- **OBJECTIVE**
Transcribe the listing in full, excluding any pictures.

- **DATASET**
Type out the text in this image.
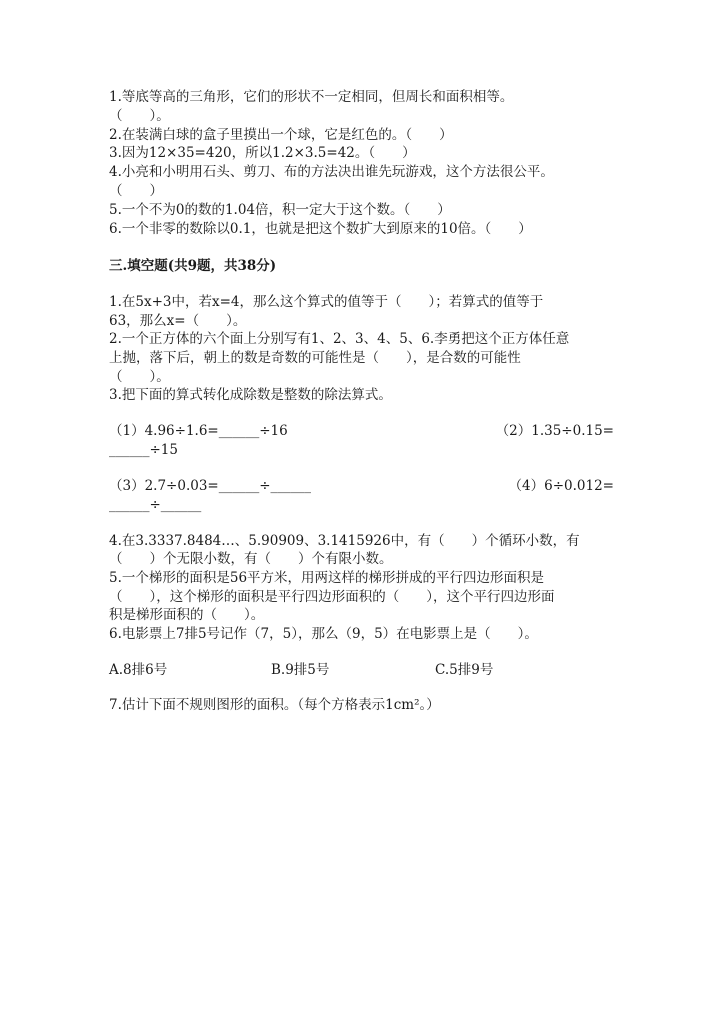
1.等底等高的三角形，它们的形状不一定相同，但周长和面积相等。
（　　）。
2.在装满白球的盒子里摸出一个球，它是红色的。（　　）
3.因为12×35=420，所以1.2×3.5=42。（　　）
4.小亮和小明用石头、剪刀、布的方法决出谁先玩游戏，这个方法很公平。
（　　）
5.一个不为0的数的1.04倍，积一定大于这个数。（　　）
6.一个非零的数除以0.1，也就是把这个数扩大到原来的10倍。（　　）
三.填空题(共9题，共38分)
1.在5x+3中，若x=4，那么这个算式的值等于（　　）；若算式的值等于
63，那么x=（　　）。
2.一个正方体的六个面上分别写有1、2、3、4、5、6.李勇把这个正方体任意
上抛，落下后，朝上的数是奇数的可能性是（　　），是合数的可能性
（　　）。
3.把下面的算式转化成除数是整数的除法算式。
（1）4.96÷1.6=______÷16	（2）1.35÷0.15=
______÷15
（3）2.7÷0.03=______÷______	（4）6÷0.012=
______÷______
4.在3.3337.8484…、5.90909、3.1415926中，有（　　）个循环小数，有
（　　）个无限小数，有（　　）个有限小数。
5.一个梯形的面积是56平方米，用两这样的梯形拼成的平行四边形面积是
（　　），这个梯形的面积是平行四边形面积的（　　），这个平行四边形面
积是梯形面积的（　　）。
6.电影票上7排5号记作（7，5），那么（9，5）在电影票上是（　　）。
A.8排6号	B.9排5号	C.5排9号
7.估计下面不规则图形的面积。（每个方格表示1cm²。）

- **TASK RESPONSE**
Type out the text in this image.
1.等底等高的三角形，它们的形状不一定相同，但周长和面积相等。
（　　）。
2.在装满白球的盒子里摸出一个球，它是红色的。（　　）
3.因为12×35=420，所以1.2×3.5=42。（　　）
4.小亮和小明用石头、剪刀、布的方法决出谁先玩游戏，这个方法很公平。
（　　）
5.一个不为0的数的1.04倍，积一定大于这个数。（　　）
6.一个非零的数除以0.1，也就是把这个数扩大到原来的10倍。（　　）
三.填空题(共9题，共38分)
1.在5x+3中，若x=4，那么这个算式的值等于（　　）；若算式的值等于
63，那么x=（　　）。
2.一个正方体的六个面上分别写有1、2、3、4、5、6.李勇把这个正方体任意
上抛，落下后，朝上的数是奇数的可能性是（　　），是合数的可能性
（　　）。
3.把下面的算式转化成除数是整数的除法算式。
（1）4.96÷1.6=______÷16	（2）1.35÷0.15=
______÷15
（3）2.7÷0.03=______÷______	（4）6÷0.012=
______÷______
4.在3.3337.8484…、5.90909、3.1415926中，有（　　）个循环小数，有
（　　）个无限小数，有（　　）个有限小数。
5.一个梯形的面积是56平方米，用两这样的梯形拼成的平行四边形面积是
（　　），这个梯形的面积是平行四边形面积的（　　），这个平行四边形面
积是梯形面积的（　　）。
6.电影票上7排5号记作（7，5），那么（9，5）在电影票上是（　　）。
A.8排6号	B.9排5号	C.5排9号
7.估计下面不规则图形的面积。（每个方格表示1cm²。）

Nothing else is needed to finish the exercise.